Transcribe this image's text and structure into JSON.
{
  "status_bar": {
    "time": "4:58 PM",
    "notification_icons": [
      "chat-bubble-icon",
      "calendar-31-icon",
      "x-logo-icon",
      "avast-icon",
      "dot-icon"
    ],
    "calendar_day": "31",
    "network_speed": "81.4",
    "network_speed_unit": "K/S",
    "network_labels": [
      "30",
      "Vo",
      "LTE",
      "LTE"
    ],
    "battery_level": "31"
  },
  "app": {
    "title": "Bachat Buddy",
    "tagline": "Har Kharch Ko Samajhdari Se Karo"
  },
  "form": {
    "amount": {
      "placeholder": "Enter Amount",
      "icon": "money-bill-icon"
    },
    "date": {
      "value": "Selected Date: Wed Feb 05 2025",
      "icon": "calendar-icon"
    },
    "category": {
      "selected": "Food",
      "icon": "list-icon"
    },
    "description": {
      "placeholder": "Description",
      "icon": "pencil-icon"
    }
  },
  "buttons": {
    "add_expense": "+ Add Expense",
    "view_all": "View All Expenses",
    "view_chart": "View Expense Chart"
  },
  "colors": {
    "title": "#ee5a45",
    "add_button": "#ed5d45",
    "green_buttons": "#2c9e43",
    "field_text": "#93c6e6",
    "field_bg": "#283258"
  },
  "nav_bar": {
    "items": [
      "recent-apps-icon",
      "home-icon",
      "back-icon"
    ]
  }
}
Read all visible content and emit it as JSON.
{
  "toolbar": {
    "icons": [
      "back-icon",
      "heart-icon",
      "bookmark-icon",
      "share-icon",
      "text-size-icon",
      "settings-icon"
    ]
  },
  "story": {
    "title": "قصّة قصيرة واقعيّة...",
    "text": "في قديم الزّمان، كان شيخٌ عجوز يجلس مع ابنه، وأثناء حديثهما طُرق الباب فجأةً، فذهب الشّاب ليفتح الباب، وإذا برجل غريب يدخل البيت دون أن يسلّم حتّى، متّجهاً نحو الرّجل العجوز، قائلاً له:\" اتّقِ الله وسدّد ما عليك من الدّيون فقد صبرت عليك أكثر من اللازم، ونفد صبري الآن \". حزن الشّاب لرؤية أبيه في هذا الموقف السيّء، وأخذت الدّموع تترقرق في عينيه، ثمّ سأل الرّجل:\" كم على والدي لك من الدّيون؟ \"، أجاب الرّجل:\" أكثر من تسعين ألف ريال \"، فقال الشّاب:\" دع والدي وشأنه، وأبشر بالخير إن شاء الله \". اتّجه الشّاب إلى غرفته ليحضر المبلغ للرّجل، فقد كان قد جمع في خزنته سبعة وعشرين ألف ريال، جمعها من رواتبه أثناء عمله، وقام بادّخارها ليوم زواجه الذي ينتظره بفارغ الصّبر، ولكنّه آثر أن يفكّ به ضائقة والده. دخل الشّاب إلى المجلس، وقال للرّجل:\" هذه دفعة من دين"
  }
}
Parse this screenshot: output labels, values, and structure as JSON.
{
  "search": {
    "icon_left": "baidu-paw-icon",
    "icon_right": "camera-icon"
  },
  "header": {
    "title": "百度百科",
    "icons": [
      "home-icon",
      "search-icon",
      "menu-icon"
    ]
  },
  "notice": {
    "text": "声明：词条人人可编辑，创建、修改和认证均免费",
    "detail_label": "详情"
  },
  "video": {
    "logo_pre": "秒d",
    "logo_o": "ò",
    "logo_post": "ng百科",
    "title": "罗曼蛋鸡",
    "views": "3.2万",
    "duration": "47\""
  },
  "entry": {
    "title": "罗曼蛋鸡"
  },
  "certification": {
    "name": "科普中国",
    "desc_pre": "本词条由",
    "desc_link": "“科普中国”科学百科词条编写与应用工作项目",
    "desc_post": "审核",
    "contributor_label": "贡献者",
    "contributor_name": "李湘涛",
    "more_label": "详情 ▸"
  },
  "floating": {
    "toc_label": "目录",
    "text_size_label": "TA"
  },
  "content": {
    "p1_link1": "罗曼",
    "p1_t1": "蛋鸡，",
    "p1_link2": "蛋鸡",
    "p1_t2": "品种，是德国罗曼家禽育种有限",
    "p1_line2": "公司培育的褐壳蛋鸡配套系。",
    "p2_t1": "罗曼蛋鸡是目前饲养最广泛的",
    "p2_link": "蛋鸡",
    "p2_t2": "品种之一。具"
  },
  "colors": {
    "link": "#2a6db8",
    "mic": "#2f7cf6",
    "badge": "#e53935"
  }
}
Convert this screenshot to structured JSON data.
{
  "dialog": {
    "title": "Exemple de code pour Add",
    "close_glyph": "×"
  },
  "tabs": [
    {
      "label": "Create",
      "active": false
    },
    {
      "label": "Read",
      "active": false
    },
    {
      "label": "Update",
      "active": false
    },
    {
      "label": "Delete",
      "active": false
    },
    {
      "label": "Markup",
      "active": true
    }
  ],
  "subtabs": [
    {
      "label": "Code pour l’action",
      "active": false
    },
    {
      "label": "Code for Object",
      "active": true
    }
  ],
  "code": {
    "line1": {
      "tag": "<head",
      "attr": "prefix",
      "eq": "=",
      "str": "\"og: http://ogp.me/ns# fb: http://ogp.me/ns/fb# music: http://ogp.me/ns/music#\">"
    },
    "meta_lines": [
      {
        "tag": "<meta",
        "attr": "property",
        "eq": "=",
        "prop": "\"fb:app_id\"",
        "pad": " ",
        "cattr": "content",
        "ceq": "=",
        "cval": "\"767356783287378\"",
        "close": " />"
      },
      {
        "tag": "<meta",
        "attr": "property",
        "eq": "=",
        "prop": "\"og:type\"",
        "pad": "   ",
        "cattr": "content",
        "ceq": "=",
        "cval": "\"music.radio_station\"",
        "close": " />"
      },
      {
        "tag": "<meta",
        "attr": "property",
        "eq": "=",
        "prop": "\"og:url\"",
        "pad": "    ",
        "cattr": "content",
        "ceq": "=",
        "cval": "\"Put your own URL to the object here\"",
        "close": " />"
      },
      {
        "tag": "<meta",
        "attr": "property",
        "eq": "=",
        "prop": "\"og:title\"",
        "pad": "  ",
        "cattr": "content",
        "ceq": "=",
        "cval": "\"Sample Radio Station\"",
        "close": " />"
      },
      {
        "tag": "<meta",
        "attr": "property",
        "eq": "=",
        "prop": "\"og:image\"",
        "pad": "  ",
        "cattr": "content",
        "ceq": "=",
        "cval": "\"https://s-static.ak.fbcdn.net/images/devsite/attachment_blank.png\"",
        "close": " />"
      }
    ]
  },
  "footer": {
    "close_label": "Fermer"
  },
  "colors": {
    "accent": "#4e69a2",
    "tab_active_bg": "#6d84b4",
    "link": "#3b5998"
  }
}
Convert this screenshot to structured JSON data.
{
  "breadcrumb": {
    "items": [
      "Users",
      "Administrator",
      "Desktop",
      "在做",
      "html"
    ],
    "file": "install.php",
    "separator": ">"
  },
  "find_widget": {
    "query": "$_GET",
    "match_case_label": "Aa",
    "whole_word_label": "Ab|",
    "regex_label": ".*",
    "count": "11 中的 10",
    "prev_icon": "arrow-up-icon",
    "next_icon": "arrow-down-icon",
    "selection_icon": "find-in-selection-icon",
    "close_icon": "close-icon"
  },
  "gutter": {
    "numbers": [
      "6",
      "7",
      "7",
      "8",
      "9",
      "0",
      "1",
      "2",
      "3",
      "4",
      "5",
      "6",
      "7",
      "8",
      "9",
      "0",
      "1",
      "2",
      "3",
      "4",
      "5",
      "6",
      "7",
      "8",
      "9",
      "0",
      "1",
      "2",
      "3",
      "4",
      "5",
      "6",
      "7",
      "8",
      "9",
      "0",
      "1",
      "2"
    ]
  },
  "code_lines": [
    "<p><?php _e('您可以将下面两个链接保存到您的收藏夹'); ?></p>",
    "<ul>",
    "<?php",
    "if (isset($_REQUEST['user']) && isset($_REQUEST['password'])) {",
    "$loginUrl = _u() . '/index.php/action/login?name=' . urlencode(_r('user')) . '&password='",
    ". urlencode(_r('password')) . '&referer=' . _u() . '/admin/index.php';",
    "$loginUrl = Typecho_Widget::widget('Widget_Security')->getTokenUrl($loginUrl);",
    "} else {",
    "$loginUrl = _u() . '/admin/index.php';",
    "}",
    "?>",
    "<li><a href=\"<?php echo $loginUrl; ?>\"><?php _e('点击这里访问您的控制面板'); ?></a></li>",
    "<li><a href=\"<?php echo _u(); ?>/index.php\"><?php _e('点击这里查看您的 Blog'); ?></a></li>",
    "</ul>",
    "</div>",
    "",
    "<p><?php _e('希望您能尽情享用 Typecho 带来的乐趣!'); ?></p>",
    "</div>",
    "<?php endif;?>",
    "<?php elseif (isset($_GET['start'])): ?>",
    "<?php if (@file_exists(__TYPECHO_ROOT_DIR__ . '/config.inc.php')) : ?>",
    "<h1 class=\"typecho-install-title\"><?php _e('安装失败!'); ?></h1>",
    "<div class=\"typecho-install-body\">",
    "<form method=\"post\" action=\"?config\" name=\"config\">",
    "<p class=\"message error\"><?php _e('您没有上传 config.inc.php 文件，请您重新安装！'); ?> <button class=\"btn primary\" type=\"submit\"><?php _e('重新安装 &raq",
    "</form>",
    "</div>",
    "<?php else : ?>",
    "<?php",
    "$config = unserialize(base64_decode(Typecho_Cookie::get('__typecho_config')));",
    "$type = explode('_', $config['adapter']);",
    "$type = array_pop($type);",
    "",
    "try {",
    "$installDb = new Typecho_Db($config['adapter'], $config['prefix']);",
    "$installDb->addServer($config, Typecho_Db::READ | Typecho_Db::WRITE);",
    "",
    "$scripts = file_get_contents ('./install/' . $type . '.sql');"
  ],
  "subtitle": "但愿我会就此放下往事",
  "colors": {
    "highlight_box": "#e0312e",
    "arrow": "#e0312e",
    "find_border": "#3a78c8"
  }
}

☆ ☆ ☆ ☆ ☆ ☆ ☆

• _Task details_
Find all the lines containing "this" in the material, then copy them.

• _Right answer_
Transcribe this image's text and structure into JSON.
Parse this screenshot: output labels, values, and structure as JSON.
Convert this screenshot to structured JSON data.
Convert this screenshot to structured JSON data.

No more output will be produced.